RECORDS SHOWN start

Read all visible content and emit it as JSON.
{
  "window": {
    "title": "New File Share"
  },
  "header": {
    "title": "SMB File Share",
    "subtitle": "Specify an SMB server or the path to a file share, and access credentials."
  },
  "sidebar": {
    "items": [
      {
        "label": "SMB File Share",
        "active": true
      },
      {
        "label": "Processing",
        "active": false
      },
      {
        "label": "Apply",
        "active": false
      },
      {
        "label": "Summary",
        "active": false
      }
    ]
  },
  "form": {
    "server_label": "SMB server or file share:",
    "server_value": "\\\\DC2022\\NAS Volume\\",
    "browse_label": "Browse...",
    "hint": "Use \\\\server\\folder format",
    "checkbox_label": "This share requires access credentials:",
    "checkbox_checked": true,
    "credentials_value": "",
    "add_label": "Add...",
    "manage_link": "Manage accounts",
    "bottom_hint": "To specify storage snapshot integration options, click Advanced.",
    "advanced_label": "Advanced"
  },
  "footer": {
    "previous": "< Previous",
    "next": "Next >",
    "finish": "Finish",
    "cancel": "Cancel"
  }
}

RECORDS SHOWN end

PROBLEM STATEMENT – Restate each record exactly as written.

ANSWER –
Read all visible content and emit it as JSON.
{
  "window": {
    "title": "New File Share"
  },
  "header": {
    "title": "SMB File Share",
    "subtitle": "Specify an SMB server or the path to a file share, and access credentials."
  },
  "sidebar": {
    "items": [
      {
        "label": "SMB File Share",
        "active": true
      },
      {
        "label": "Processing",
        "active": false
      },
      {
        "label": "Apply",
        "active": false
      },
      {
        "label": "Summary",
        "active": false
      }
    ]
  },
  "form": {
    "server_label": "SMB server or file share:",
    "server_value": "\\\\DC2022\\NAS Volume\\",
    "browse_label": "Browse...",
    "hint": "Use \\\\server\\folder format",
    "checkbox_label": "This share requires access credentials:",
    "checkbox_checked": true,
    "credentials_value": "",
    "add_label": "Add...",
    "manage_link": "Manage accounts",
    "bottom_hint": "To specify storage snapshot integration options, click Advanced.",
    "advanced_label": "Advanced"
  },
  "footer": {
    "previous": "< Previous",
    "next": "Next >",
    "finish": "Finish",
    "cancel": "Cancel"
  }
}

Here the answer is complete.